begin Supplied material
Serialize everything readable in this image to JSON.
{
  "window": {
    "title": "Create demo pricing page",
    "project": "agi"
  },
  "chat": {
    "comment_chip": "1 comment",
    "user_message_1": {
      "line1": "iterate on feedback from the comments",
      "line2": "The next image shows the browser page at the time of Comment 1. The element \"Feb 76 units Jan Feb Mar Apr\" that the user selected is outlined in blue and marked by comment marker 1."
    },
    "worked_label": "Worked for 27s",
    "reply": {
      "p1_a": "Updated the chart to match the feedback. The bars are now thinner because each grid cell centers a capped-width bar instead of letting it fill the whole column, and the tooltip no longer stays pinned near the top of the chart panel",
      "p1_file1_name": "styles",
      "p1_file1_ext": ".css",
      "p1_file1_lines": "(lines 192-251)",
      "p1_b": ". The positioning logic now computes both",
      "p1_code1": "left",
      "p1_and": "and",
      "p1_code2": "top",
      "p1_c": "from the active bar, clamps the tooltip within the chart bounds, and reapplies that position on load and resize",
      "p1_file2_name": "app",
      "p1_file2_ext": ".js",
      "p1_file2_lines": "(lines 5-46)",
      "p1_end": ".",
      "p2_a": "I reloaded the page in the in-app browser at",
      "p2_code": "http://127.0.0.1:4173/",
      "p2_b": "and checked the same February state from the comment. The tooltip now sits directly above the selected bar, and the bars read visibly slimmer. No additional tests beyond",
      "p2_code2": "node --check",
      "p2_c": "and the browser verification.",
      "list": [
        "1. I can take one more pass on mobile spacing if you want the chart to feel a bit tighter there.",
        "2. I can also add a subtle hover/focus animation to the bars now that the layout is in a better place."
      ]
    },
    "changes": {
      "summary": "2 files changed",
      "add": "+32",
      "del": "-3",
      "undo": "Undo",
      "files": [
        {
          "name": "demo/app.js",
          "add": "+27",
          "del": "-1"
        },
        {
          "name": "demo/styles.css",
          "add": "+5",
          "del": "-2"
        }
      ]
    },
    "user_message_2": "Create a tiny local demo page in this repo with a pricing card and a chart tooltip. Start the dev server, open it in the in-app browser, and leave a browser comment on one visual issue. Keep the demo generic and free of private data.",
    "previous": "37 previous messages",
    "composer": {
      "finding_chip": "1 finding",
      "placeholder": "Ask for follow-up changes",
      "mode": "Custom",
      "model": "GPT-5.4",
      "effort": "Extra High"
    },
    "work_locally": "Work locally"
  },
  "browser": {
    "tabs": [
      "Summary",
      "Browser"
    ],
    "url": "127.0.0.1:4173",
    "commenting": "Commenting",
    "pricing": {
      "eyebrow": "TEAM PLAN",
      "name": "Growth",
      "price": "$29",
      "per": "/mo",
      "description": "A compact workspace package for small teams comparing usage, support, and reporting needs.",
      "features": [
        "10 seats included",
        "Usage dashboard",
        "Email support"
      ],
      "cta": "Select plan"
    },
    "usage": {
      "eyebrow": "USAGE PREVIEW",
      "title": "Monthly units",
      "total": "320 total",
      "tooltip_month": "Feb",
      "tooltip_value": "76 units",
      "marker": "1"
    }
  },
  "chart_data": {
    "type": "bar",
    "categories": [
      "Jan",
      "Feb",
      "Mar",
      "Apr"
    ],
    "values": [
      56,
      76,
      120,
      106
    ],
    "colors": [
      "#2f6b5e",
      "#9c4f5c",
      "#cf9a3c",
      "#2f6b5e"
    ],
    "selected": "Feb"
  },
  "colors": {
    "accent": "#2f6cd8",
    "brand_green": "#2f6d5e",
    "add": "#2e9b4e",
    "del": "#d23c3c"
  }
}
end Supplied material
Find each line holding "lines". Copy it out.

      "p1_file1_lines": "(lines 192-251)",
      "p1_file2_lines": "(lines 5-46)",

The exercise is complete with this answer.